(Stored entries)

□ □ □ □ □

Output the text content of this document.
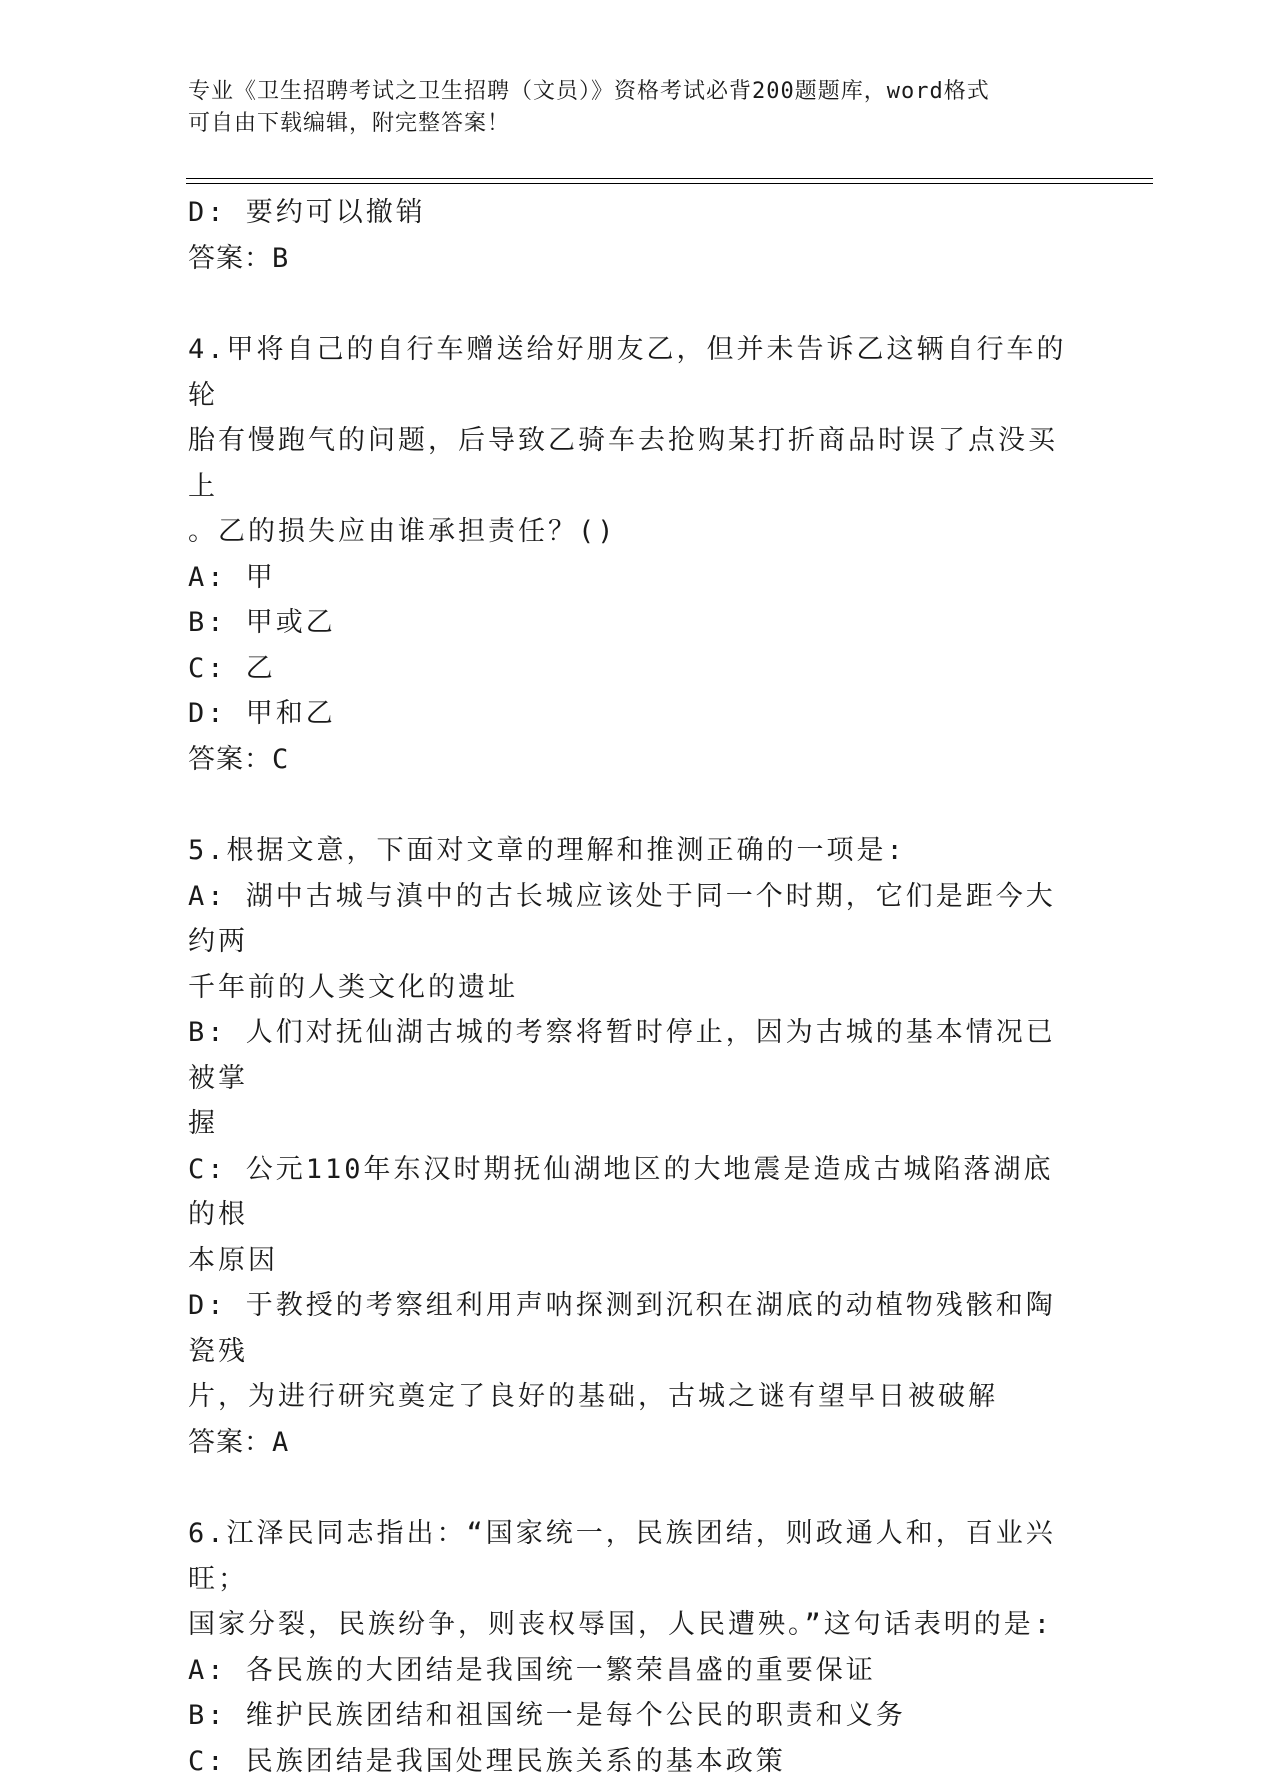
专业《卫生招聘考试之卫生招聘（文员）》资格考试必背200题题库，word格式
可自由下载编辑，附完整答案！
D: 要约可以撤销
答案：B
4.甲将自己的自行车赠送给好朋友乙，但并未告诉乙这辆自行车的轮
胎有慢跑气的问题，后导致乙骑车去抢购某打折商品时误了点没买上
。乙的损失应由谁承担责任？()
A: 甲
B: 甲或乙
C: 乙
D: 甲和乙
答案：C
5.根据文意，下面对文章的理解和推测正确的一项是:
A: 湖中古城与滇中的古长城应该处于同一个时期，它们是距今大约两
千年前的人类文化的遗址
B: 人们对抚仙湖古城的考察将暂时停止，因为古城的基本情况已被掌
握
C: 公元110年东汉时期抚仙湖地区的大地震是造成古城陷落湖底的根
本原因
D: 于教授的考察组利用声呐探测到沉积在湖底的动植物残骸和陶瓷残
片，为进行研究奠定了良好的基础，古城之谜有望早日被破解
答案：A
6.江泽民同志指出：“国家统一，民族团结，则政通人和，百业兴旺；
国家分裂，民族纷争，则丧权辱国，人民遭殃。”这句话表明的是:
A: 各民族的大团结是我国统一繁荣昌盛的重要保证
B: 维护民族团结和祖国统一是每个公民的职责和义务
C: 民族团结是我国处理民族关系的基本政策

□ □ □ □ □

#### Short exercise
Go through the entries above and output them exactly, without pictures.

#### The result
Output the text content of this document.
专业《卫生招聘考试之卫生招聘（文员）》资格考试必背200题题库，word格式
可自由下载编辑，附完整答案！
D: 要约可以撤销
答案：B
4.甲将自己的自行车赠送给好朋友乙，但并未告诉乙这辆自行车的轮
胎有慢跑气的问题，后导致乙骑车去抢购某打折商品时误了点没买上
。乙的损失应由谁承担责任？()
A: 甲
B: 甲或乙
C: 乙
D: 甲和乙
答案：C
5.根据文意，下面对文章的理解和推测正确的一项是:
A: 湖中古城与滇中的古长城应该处于同一个时期，它们是距今大约两
千年前的人类文化的遗址
B: 人们对抚仙湖古城的考察将暂时停止，因为古城的基本情况已被掌
握
C: 公元110年东汉时期抚仙湖地区的大地震是造成古城陷落湖底的根
本原因
D: 于教授的考察组利用声呐探测到沉积在湖底的动植物残骸和陶瓷残
片，为进行研究奠定了良好的基础，古城之谜有望早日被破解
答案：A
6.江泽民同志指出：“国家统一，民族团结，则政通人和，百业兴旺；
国家分裂，民族纷争，则丧权辱国，人民遭殃。”这句话表明的是:
A: 各民族的大团结是我国统一繁荣昌盛的重要保证
B: 维护民族团结和祖国统一是每个公民的职责和义务
C: 民族团结是我国处理民族关系的基本政策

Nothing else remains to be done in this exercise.